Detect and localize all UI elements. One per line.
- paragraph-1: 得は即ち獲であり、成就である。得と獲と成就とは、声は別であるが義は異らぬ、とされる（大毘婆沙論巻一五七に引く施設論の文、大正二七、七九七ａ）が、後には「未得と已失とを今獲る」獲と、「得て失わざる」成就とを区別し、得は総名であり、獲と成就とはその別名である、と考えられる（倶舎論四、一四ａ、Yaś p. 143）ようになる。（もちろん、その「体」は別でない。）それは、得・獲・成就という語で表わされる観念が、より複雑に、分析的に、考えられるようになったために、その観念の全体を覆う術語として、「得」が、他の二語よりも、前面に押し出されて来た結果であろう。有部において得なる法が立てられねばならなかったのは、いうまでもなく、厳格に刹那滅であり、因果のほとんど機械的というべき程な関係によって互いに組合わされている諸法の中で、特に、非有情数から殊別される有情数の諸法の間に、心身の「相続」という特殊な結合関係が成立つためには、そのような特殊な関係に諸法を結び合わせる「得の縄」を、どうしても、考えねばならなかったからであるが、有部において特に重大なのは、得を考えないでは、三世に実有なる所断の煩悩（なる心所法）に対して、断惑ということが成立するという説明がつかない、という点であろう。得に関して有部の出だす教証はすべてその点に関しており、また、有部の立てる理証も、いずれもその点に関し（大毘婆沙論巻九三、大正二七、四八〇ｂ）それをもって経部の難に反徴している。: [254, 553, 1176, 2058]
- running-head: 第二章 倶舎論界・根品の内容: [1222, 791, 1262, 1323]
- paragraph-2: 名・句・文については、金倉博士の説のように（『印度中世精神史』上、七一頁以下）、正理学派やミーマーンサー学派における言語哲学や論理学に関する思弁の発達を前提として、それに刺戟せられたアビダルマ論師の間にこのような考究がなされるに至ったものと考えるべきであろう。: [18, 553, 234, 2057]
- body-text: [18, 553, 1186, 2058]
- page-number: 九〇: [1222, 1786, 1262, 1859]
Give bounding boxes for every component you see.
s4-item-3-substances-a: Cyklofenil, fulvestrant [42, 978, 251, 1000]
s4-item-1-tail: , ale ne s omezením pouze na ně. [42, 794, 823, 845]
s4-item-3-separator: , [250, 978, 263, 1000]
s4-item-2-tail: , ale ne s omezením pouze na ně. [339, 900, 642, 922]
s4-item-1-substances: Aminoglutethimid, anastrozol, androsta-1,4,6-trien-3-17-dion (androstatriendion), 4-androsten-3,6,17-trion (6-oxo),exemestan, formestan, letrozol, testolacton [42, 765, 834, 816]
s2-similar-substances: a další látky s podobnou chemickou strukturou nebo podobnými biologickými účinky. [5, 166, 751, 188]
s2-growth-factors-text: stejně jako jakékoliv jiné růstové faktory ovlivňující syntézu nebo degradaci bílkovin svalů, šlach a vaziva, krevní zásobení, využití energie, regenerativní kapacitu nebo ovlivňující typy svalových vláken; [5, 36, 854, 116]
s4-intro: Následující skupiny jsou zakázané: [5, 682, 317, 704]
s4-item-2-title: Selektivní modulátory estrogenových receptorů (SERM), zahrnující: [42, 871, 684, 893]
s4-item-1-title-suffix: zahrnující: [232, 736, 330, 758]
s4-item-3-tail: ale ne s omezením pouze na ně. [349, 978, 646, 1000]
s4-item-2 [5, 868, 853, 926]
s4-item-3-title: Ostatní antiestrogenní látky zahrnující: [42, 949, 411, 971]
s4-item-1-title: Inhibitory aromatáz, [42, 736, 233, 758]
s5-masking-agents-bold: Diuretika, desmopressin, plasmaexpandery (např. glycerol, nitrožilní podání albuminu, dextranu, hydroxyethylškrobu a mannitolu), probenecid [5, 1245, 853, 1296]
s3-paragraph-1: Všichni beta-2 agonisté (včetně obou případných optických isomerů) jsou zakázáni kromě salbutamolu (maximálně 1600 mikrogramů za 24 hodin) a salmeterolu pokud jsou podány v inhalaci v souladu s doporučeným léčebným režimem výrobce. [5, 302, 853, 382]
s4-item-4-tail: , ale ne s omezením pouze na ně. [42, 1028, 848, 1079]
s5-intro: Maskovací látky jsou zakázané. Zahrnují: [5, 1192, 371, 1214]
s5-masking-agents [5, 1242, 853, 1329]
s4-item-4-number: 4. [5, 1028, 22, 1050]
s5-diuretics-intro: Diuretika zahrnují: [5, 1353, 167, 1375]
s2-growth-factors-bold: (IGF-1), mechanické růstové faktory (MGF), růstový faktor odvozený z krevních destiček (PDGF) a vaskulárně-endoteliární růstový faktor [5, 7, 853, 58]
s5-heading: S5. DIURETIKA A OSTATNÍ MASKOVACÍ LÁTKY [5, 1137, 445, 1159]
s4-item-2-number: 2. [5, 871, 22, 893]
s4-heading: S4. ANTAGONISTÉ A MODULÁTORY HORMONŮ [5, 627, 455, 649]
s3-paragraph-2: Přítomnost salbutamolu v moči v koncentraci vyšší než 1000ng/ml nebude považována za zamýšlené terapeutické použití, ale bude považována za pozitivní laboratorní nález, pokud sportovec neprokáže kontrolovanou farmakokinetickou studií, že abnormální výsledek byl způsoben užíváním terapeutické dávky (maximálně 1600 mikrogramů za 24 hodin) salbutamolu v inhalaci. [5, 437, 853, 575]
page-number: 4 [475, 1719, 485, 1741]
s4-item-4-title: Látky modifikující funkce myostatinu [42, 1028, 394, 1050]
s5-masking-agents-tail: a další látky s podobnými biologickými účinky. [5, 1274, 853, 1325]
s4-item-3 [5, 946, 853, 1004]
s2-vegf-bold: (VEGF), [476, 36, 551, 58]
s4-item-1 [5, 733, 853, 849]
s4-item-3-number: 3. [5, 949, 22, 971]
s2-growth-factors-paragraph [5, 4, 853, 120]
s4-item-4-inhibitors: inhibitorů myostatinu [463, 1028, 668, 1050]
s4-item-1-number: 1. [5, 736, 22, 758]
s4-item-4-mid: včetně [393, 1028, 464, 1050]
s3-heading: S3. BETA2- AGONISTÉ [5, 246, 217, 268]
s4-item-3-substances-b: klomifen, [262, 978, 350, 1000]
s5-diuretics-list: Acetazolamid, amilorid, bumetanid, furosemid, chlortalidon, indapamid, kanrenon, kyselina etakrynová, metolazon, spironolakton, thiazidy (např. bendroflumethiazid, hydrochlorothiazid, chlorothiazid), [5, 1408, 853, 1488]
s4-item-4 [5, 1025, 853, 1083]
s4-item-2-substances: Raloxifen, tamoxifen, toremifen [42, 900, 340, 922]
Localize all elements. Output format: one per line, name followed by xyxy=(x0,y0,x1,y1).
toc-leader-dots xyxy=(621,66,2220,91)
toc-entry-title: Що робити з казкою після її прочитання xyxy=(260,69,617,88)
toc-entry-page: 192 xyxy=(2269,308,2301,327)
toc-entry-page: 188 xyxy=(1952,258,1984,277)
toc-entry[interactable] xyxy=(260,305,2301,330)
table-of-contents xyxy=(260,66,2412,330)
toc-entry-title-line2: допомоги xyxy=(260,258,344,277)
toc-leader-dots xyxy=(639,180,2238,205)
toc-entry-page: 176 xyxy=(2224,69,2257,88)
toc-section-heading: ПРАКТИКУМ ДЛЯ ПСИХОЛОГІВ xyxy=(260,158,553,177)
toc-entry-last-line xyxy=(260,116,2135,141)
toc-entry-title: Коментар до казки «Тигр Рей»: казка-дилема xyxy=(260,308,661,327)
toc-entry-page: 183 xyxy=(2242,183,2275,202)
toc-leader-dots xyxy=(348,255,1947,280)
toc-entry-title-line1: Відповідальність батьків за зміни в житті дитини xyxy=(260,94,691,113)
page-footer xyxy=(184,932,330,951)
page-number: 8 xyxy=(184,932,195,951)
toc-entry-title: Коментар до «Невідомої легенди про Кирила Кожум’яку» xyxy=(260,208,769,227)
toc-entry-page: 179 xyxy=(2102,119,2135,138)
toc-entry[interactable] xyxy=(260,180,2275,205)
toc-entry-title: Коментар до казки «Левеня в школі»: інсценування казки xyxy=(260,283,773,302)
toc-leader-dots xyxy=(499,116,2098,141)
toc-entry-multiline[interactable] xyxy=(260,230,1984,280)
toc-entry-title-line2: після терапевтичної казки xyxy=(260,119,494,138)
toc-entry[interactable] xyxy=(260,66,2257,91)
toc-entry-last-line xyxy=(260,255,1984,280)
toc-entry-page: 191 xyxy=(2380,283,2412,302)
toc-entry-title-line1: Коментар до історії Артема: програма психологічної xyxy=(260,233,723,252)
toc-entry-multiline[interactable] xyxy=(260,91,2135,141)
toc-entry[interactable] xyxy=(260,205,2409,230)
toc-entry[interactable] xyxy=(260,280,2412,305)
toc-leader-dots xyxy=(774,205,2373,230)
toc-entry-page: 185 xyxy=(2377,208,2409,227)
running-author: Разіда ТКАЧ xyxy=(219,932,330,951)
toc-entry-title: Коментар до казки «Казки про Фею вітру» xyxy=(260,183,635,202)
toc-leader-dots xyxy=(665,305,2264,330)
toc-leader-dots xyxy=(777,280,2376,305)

**Objective**.
Copy the data verbatim from its first line up to and including the line containing "Give bounding boxes".

**Completed exercise**.
Detect and localize all UI elements. One per line.
- paragraph-1: 得は即ち獲であり、成就である。得と獲と成就とは、声は別であるが義は異らぬ、とされる（大毘婆沙論巻一五七に引く施設論の文、大正二七、七九七ａ）が、後には「未得と已失とを今獲る」獲と、「得て失わざる」成就とを区別し、得は総名であり、獲と成就とはその別名である、と考えられる（倶舎論四、一四ａ、Yaś p. 143）ようになる。（もちろん、その「体」は別でない。）それは、得・獲・成就という語で表わされる観念が、より複雑に、分析的に、考えられるようになったために、その観念の全体を覆う術語として、「得」が、他の二語よりも、前面に押し出されて来た結果であろう。有部において得なる法が立てられねばならなかったのは、いうまでもなく、厳格に刹那滅であり、因果のほとんど機械的というべき程な関係によって互いに組合わされている諸法の中で、特に、非有情数から殊別される有情数の諸法の間に、心身の「相続」という特殊な結合関係が成立つためには、そのような特殊な関係に諸法を結び合わせる「得の縄」を、どうしても、考えねばならなかったからであるが、有部において特に重大なのは、得を考えないでは、三世に実有なる所断の煩悩（なる心所法）に対して、断惑ということが成立するという説明がつかない、という点であろう。得に関して有部の出だす教証はすべてその点に関しており、また、有部の立てる理証も、いずれもその点に関し（大毘婆沙論巻九三、大正二七、四八〇ｂ）それをもって経部の難に反徴している。: [254, 553, 1176, 2058]
- running-head: 第二章 倶舎論界・根品の内容: [1222, 791, 1262, 1323]
- paragraph-2: 名・句・文については、金倉博士の説のように（『印度中世精神史』上、七一頁以下）、正理学派やミーマーンサー学派における言語哲学や論理学に関する思弁の発達を前提として、それに刺戟せられたアビダルマ論師の間にこのような考究がなされるに至ったものと考えるべきであろう。: [18, 553, 234, 2057]
- body-text: [18, 553, 1186, 2058]
- page-number: 九〇: [1222, 1786, 1262, 1859]
Give bounding boxes for every component you see.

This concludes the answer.